[EXERCISE INSTRUCTIONS] Reproduce the material exactly, omitting nothing.
□ □ □ □ □
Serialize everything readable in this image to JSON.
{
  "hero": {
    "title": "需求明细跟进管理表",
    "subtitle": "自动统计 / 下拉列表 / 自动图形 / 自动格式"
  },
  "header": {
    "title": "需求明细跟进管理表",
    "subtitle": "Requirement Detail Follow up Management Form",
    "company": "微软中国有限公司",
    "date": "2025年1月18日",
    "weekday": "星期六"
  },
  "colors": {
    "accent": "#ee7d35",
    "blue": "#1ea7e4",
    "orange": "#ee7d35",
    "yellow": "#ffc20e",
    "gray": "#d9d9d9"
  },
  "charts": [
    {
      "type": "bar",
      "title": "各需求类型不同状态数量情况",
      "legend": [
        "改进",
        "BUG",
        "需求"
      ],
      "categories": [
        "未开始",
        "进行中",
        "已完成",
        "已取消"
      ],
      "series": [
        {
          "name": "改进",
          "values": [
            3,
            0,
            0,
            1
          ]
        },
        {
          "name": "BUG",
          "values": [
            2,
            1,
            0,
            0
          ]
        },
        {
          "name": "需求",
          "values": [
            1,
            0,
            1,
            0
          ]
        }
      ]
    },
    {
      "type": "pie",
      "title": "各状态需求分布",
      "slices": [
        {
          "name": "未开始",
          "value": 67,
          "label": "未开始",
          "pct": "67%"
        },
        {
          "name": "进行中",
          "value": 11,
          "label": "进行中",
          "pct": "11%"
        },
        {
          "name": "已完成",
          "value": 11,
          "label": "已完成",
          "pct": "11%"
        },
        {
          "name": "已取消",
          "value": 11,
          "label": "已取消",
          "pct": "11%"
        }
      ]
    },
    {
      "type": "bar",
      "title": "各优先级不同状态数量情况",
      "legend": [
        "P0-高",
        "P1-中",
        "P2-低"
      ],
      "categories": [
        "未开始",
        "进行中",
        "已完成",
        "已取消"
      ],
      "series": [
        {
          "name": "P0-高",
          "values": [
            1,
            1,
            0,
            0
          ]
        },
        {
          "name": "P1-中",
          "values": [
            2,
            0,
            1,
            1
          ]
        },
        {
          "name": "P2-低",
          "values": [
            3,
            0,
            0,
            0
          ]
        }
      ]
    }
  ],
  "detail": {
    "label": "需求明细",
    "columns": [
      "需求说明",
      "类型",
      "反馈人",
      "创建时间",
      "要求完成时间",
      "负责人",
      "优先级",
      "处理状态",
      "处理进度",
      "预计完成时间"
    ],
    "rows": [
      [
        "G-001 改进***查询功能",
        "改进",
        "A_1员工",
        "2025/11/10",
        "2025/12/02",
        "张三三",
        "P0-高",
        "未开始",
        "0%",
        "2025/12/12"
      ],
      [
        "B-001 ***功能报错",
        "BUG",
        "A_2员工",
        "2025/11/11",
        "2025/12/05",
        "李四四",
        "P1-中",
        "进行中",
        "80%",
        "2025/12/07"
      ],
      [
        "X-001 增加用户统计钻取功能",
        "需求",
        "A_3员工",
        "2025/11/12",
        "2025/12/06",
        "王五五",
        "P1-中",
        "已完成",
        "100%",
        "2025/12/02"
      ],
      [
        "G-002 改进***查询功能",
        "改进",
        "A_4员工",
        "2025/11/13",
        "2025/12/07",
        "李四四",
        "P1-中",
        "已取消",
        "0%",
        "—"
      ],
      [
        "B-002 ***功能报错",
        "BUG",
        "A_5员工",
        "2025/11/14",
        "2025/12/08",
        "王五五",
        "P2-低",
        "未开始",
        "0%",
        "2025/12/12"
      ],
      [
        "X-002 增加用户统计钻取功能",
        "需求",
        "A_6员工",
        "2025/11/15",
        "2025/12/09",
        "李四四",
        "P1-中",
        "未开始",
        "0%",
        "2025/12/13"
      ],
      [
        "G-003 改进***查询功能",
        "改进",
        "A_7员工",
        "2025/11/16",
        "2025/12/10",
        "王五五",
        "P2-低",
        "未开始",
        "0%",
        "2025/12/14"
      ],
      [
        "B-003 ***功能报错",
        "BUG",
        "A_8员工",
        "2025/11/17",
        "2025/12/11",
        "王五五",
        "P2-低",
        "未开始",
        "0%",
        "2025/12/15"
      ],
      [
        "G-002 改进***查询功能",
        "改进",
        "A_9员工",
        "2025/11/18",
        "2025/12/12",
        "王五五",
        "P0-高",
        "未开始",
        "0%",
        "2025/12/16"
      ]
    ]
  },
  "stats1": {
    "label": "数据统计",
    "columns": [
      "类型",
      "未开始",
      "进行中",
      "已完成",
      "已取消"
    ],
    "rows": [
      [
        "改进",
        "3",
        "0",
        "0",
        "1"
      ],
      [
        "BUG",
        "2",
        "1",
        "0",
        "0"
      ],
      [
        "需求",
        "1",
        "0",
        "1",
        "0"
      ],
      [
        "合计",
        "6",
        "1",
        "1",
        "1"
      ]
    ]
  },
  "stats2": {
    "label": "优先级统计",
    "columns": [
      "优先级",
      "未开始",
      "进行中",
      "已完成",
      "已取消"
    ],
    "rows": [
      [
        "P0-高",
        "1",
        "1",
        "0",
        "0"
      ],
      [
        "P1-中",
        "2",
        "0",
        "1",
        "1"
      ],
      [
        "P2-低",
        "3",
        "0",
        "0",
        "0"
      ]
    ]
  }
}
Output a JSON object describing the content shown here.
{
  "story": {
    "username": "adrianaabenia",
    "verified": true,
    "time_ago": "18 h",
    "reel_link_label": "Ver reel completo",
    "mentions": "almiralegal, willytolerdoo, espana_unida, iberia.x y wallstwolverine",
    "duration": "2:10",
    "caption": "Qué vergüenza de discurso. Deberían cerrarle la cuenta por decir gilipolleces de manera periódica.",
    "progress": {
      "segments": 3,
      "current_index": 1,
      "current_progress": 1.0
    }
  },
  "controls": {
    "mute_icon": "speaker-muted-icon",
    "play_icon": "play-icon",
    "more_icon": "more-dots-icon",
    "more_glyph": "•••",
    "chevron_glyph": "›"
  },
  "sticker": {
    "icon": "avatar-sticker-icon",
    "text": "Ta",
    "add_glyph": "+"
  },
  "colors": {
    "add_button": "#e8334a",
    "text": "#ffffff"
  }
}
□ □ □ □ □
[TASK RESULT]
Serialize everything readable in this image to JSON.
{
  "hero": {
    "title": "需求明细跟进管理表",
    "subtitle": "自动统计 / 下拉列表 / 自动图形 / 自动格式"
  },
  "header": {
    "title": "需求明细跟进管理表",
    "subtitle": "Requirement Detail Follow up Management Form",
    "company": "微软中国有限公司",
    "date": "2025年1月18日",
    "weekday": "星期六"
  },
  "colors": {
    "accent": "#ee7d35",
    "blue": "#1ea7e4",
    "orange": "#ee7d35",
    "yellow": "#ffc20e",
    "gray": "#d9d9d9"
  },
  "charts": [
    {
      "type": "bar",
      "title": "各需求类型不同状态数量情况",
      "legend": [
        "改进",
        "BUG",
        "需求"
      ],
      "categories": [
        "未开始",
        "进行中",
        "已完成",
        "已取消"
      ],
      "series": [
        {
          "name": "改进",
          "values": [
            3,
            0,
            0,
            1
          ]
        },
        {
          "name": "BUG",
          "values": [
            2,
            1,
            0,
            0
          ]
        },
        {
          "name": "需求",
          "values": [
            1,
            0,
            1,
            0
          ]
        }
      ]
    },
    {
      "type": "pie",
      "title": "各状态需求分布",
      "slices": [
        {
          "name": "未开始",
          "value": 67,
          "label": "未开始",
          "pct": "67%"
        },
        {
          "name": "进行中",
          "value": 11,
          "label": "进行中",
          "pct": "11%"
        },
        {
          "name": "已完成",
          "value": 11,
          "label": "已完成",
          "pct": "11%"
        },
        {
          "name": "已取消",
          "value": 11,
          "label": "已取消",
          "pct": "11%"
        }
      ]
    },
    {
      "type": "bar",
      "title": "各优先级不同状态数量情况",
      "legend": [
        "P0-高",
        "P1-中",
        "P2-低"
      ],
      "categories": [
        "未开始",
        "进行中",
        "已完成",
        "已取消"
      ],
      "series": [
        {
          "name": "P0-高",
          "values": [
            1,
            1,
            0,
            0
          ]
        },
        {
          "name": "P1-中",
          "values": [
            2,
            0,
            1,
            1
          ]
        },
        {
          "name": "P2-低",
          "values": [
            3,
            0,
            0,
            0
          ]
        }
      ]
    }
  ],
  "detail": {
    "label": "需求明细",
    "columns": [
      "需求说明",
      "类型",
      "反馈人",
      "创建时间",
      "要求完成时间",
      "负责人",
      "优先级",
      "处理状态",
      "处理进度",
      "预计完成时间"
    ],
    "rows": [
      [
        "G-001 改进***查询功能",
        "改进",
        "A_1员工",
        "2025/11/10",
        "2025/12/02",
        "张三三",
        "P0-高",
        "未开始",
        "0%",
        "2025/12/12"
      ],
      [
        "B-001 ***功能报错",
        "BUG",
        "A_2员工",
        "2025/11/11",
        "2025/12/05",
        "李四四",
        "P1-中",
        "进行中",
        "80%",
        "2025/12/07"
      ],
      [
        "X-001 增加用户统计钻取功能",
        "需求",
        "A_3员工",
        "2025/11/12",
        "2025/12/06",
        "王五五",
        "P1-中",
        "已完成",
        "100%",
        "2025/12/02"
      ],
      [
        "G-002 改进***查询功能",
        "改进",
        "A_4员工",
        "2025/11/13",
        "2025/12/07",
        "李四四",
        "P1-中",
        "已取消",
        "0%",
        "—"
      ],
      [
        "B-002 ***功能报错",
        "BUG",
        "A_5员工",
        "2025/11/14",
        "2025/12/08",
        "王五五",
        "P2-低",
        "未开始",
        "0%",
        "2025/12/12"
      ],
      [
        "X-002 增加用户统计钻取功能",
        "需求",
        "A_6员工",
        "2025/11/15",
        "2025/12/09",
        "李四四",
        "P1-中",
        "未开始",
        "0%",
        "2025/12/13"
      ],
      [
        "G-003 改进***查询功能",
        "改进",
        "A_7员工",
        "2025/11/16",
        "2025/12/10",
        "王五五",
        "P2-低",
        "未开始",
        "0%",
        "2025/12/14"
      ],
      [
        "B-003 ***功能报错",
        "BUG",
        "A_8员工",
        "2025/11/17",
        "2025/12/11",
        "王五五",
        "P2-低",
        "未开始",
        "0%",
        "2025/12/15"
      ],
      [
        "G-002 改进***查询功能",
        "改进",
        "A_9员工",
        "2025/11/18",
        "2025/12/12",
        "王五五",
        "P0-高",
        "未开始",
        "0%",
        "2025/12/16"
      ]
    ]
  },
  "stats1": {
    "label": "数据统计",
    "columns": [
      "类型",
      "未开始",
      "进行中",
      "已完成",
      "已取消"
    ],
    "rows": [
      [
        "改进",
        "3",
        "0",
        "0",
        "1"
      ],
      [
        "BUG",
        "2",
        "1",
        "0",
        "0"
      ],
      [
        "需求",
        "1",
        "0",
        "1",
        "0"
      ],
      [
        "合计",
        "6",
        "1",
        "1",
        "1"
      ]
    ]
  },
  "stats2": {
    "label": "优先级统计",
    "columns": [
      "优先级",
      "未开始",
      "进行中",
      "已完成",
      "已取消"
    ],
    "rows": [
      [
        "P0-高",
        "1",
        "1",
        "0",
        "0"
      ],
      [
        "P1-中",
        "2",
        "0",
        "1",
        "1"
      ],
      [
        "P2-低",
        "3",
        "0",
        "0",
        "0"
      ]
    ]
  }
}
Output a JSON object describing the content shown here.
{
  "story": {
    "username": "adrianaabenia",
    "verified": true,
    "time_ago": "18 h",
    "reel_link_label": "Ver reel completo",
    "mentions": "almiralegal, willytolerdoo, espana_unida, iberia.x y wallstwolverine",
    "duration": "2:10",
    "caption": "Qué vergüenza de discurso. Deberían cerrarle la cuenta por decir gilipolleces de manera periódica.",
    "progress": {
      "segments": 3,
      "current_index": 1,
      "current_progress": 1.0
    }
  },
  "controls": {
    "mute_icon": "speaker-muted-icon",
    "play_icon": "play-icon",
    "more_icon": "more-dots-icon",
    "more_glyph": "•••",
    "chevron_glyph": "›"
  },
  "sticker": {
    "icon": "avatar-sticker-icon",
    "text": "Ta",
    "add_glyph": "+"
  },
  "colors": {
    "add_button": "#e8334a",
    "text": "#ffffff"
  }
}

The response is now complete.